**MATERIAL TO PROCESS:**

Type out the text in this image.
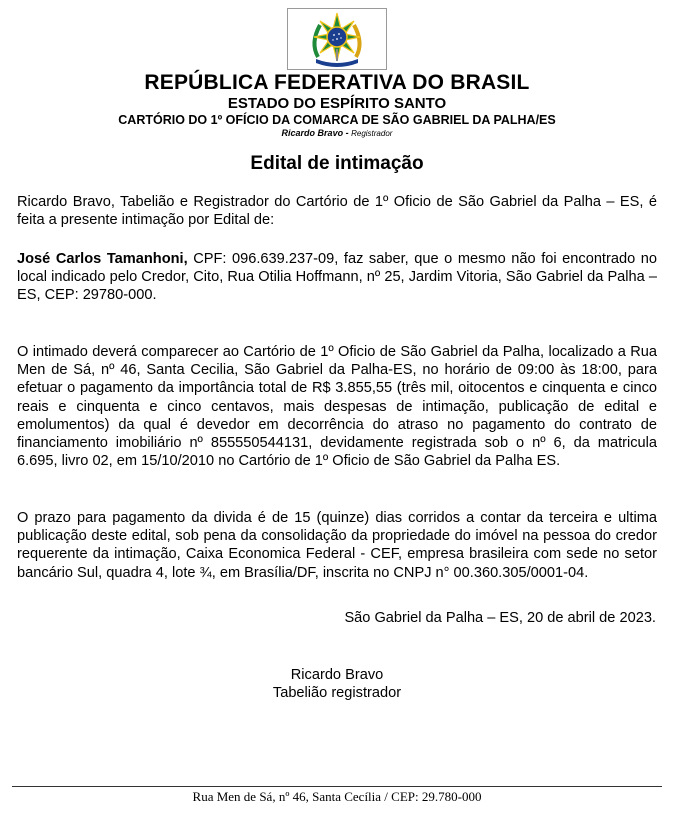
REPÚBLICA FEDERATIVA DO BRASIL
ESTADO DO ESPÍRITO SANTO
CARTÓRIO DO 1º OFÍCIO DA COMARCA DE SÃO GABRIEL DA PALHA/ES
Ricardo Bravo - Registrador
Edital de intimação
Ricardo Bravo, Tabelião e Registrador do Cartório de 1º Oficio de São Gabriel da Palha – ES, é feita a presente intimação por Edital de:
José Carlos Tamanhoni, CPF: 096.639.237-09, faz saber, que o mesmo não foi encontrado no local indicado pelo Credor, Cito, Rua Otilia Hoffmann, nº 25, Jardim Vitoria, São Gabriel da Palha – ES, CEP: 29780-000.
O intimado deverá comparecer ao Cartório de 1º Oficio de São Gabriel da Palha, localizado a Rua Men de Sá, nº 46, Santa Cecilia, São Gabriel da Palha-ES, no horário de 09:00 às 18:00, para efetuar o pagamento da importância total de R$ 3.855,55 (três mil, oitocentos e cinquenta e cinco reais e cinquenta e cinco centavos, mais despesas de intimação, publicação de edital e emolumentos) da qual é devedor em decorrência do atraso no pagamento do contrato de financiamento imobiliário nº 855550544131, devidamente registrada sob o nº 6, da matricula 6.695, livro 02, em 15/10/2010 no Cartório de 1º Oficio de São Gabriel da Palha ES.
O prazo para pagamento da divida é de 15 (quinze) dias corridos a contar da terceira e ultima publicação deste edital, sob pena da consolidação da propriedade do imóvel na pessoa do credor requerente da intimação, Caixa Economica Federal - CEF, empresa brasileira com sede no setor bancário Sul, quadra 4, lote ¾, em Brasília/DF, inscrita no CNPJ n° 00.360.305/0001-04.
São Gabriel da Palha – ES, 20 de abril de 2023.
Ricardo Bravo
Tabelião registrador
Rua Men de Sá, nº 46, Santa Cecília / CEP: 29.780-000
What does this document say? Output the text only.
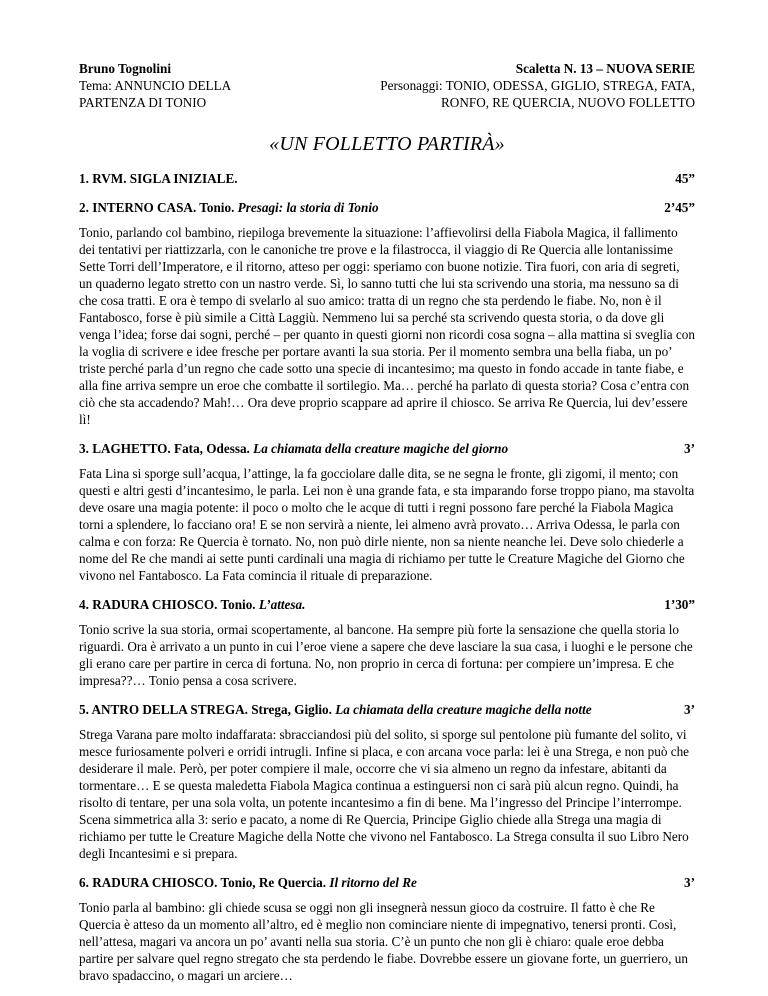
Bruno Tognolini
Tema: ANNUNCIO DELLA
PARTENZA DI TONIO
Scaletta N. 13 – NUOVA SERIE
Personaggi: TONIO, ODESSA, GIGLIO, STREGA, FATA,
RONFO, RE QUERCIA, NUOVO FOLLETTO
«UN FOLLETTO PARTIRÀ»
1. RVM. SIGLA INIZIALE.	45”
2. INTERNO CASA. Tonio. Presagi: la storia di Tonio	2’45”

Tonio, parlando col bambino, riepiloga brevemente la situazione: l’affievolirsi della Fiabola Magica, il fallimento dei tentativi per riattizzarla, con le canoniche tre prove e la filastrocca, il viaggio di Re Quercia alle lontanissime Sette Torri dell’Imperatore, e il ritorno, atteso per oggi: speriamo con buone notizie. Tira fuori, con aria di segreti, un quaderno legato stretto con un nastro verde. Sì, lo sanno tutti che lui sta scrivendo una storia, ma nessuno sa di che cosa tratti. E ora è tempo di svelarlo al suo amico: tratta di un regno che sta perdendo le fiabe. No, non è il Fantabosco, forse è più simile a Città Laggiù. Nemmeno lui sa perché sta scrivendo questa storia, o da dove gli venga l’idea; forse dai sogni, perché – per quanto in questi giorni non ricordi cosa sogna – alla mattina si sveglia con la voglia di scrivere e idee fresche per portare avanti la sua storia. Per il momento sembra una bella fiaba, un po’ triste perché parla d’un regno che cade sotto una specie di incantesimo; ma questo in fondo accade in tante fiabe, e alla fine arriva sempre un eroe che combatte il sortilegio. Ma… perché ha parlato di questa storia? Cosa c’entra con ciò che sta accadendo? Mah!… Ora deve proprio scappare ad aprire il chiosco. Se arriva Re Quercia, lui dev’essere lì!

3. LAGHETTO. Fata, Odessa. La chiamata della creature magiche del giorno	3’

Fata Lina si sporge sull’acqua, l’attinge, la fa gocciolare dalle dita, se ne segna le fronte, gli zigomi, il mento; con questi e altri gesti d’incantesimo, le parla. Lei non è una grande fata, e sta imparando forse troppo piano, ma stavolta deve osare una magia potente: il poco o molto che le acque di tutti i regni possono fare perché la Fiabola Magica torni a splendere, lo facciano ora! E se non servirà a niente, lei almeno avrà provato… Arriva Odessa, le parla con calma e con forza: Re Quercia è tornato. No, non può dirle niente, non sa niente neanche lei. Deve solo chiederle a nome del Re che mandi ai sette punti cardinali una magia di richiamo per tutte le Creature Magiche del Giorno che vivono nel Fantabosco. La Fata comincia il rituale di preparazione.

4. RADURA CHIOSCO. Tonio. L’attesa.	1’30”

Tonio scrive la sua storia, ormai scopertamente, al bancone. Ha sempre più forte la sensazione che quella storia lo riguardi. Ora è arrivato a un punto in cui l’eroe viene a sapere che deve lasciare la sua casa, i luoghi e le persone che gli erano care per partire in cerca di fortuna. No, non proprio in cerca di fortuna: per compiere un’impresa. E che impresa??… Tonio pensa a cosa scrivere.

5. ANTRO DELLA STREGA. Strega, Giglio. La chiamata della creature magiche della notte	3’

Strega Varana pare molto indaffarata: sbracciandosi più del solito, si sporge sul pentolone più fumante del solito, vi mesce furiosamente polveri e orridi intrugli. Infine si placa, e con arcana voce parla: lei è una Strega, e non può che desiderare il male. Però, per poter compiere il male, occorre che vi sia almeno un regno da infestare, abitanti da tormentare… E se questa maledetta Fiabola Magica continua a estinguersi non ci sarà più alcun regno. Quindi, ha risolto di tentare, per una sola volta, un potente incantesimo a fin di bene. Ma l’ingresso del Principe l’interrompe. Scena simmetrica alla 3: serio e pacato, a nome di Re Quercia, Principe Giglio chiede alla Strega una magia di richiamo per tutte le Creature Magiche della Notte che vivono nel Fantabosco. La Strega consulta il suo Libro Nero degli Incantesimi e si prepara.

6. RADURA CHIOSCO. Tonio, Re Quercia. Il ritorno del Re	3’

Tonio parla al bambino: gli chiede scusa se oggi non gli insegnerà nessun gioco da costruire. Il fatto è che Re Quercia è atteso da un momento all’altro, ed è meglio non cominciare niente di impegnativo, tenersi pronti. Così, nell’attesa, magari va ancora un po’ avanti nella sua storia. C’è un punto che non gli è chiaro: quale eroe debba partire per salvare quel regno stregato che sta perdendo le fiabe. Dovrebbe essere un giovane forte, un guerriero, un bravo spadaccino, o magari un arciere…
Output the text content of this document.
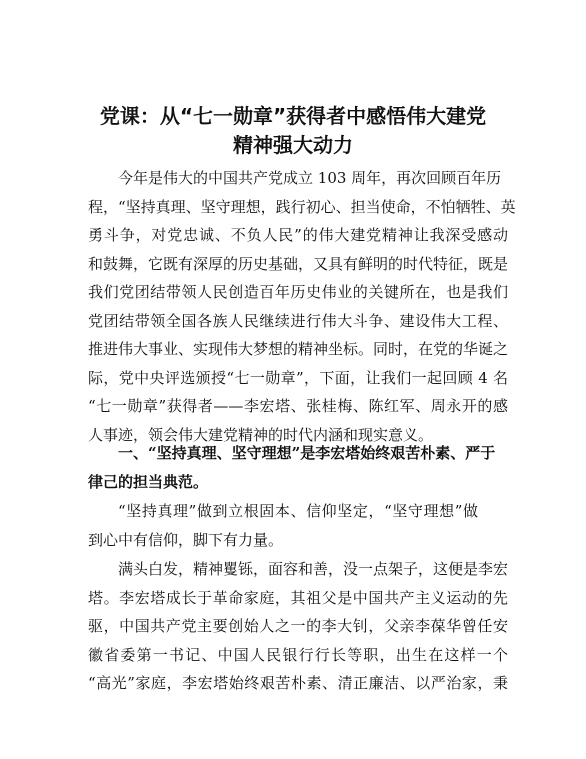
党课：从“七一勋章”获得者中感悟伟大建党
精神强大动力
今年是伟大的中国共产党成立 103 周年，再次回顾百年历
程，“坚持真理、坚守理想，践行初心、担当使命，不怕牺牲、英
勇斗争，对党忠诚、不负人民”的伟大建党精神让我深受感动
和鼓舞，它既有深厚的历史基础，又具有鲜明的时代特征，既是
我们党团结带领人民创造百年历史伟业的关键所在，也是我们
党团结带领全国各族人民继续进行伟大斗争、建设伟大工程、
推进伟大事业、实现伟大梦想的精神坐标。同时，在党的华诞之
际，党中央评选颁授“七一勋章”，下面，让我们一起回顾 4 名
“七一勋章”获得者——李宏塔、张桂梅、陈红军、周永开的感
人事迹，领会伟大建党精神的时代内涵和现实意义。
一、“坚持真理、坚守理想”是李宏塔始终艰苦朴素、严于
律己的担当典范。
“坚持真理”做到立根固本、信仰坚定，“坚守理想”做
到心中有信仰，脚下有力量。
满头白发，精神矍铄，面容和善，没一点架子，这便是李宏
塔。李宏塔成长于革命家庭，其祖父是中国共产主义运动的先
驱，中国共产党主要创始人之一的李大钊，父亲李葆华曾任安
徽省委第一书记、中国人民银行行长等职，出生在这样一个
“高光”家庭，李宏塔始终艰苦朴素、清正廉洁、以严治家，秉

**GOAL:** Tell how many lines of the data include the word "text", and nothing else.

**SOLUTION FOR THIS PROBLEM:** 3